Challenges:
• 1. Reproduce the part of the recipe that opens with the words containing "2. Mix the dry" and closes with "until evenly distributed.".
• 2. Translate this sentence from the recipe into Spanish: "Line two baking sheets with parchment paper."
• 3. List every ingredient in the recipe that is measured in teaspoons.

Prep Time 10 minutes
Cook Time 15 minutes
Total Time 25 minutes
Servings: 6 servings

Ingredients
  

  • 1 cup shredded sharp cheddar cheese (or a blend of cheddar and Monterey Jack)
  • 1/2 cup grated Parmesan (finely grated works best)
  • 1/3 cup blanched almond flour (super-fine for the crispiest texture)
  • 1 large egg, lightly beaten
  • 1/2 teaspoon garlic powder
  • 1/2 teaspoon onion powder
  • 1/4 teaspoon smoked paprika (optional for a hint of heat)
  • 1/4 teaspoon kosher salt (adjust to taste)
  • 1/8 teaspoon black pepper
  • Everything bagel seasoning or sesame seeds for topping (optional)
  • Avocado oil spray or olive oil spray for the parchment (optional)

Method
 

  1. Preheat and prep. Set your oven to 375°F (190°C). Line two baking sheets with parchment paper. Lightly mist the parchment with oil spray to help the bites release easily.
  2. Mix the dry ingredients. In a medium bowl, combine almond flour, Parmesan, garlic powder, onion powder, smoked paprika, salt, and pepper. Stir until evenly distributed.

Dataset rows:
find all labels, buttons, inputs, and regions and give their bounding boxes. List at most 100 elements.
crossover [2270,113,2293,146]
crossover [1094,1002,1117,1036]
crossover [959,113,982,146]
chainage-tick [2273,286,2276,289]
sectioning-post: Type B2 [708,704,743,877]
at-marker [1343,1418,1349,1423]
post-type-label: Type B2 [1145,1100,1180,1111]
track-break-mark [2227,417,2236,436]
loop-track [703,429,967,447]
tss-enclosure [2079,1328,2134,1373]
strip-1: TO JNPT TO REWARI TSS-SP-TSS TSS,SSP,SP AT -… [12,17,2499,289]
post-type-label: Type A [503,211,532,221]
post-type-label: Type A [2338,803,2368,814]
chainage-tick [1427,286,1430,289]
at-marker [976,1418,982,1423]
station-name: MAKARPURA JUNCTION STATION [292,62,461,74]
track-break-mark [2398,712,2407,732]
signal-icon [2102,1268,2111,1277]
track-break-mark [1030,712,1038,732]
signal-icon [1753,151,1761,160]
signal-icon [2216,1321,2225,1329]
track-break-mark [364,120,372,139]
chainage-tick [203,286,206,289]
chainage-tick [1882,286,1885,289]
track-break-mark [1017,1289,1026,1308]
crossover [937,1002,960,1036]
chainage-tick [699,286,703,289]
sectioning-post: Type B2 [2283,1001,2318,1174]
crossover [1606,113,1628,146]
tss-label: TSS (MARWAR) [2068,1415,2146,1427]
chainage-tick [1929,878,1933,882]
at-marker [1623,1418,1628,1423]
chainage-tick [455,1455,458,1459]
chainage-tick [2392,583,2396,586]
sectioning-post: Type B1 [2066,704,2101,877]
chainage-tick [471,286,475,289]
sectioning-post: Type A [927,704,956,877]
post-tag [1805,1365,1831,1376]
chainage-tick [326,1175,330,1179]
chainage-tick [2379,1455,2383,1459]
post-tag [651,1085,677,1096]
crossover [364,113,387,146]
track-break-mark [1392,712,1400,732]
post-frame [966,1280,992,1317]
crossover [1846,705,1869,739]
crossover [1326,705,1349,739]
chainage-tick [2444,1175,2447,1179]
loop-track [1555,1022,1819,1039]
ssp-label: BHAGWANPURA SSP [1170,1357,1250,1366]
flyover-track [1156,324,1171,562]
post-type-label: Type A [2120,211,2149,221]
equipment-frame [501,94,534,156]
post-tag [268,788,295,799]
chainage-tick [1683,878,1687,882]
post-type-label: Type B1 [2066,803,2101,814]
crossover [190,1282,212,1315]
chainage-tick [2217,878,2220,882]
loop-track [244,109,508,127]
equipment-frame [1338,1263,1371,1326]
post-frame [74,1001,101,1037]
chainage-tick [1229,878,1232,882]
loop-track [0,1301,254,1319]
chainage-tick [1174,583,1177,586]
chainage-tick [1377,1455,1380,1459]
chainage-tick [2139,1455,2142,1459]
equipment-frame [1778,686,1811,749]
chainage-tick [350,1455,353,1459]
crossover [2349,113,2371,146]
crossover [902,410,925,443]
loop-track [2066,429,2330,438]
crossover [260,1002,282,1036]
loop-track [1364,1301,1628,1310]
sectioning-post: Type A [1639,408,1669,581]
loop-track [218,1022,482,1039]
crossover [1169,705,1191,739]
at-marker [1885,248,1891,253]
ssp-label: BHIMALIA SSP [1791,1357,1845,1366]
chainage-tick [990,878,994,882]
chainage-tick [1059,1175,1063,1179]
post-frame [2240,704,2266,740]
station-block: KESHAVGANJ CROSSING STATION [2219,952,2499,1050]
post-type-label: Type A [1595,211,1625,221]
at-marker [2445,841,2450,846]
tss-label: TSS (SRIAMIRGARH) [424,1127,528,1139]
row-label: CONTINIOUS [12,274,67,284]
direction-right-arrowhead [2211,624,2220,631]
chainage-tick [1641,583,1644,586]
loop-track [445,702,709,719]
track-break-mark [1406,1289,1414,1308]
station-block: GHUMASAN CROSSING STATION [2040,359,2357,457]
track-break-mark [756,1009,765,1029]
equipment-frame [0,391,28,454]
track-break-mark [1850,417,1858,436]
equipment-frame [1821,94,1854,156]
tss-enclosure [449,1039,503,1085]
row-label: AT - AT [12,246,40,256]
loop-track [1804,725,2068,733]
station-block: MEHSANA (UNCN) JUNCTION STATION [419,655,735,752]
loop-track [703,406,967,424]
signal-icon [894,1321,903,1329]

Task-by-task outputs:
• 1.
2. Mix the dry ingredients. In a medium bowl, combine almond flour, Parmesan, garlic powder, onion powder, smoked paprika, salt, and pepper. Stir until evenly distributed.

• 2. Cubre dos bandejas para hornear con papel pergamino.

• 3.
- Garlic powder
- Onion powder
- Smoked paprika
- Kosher salt
- Black pepper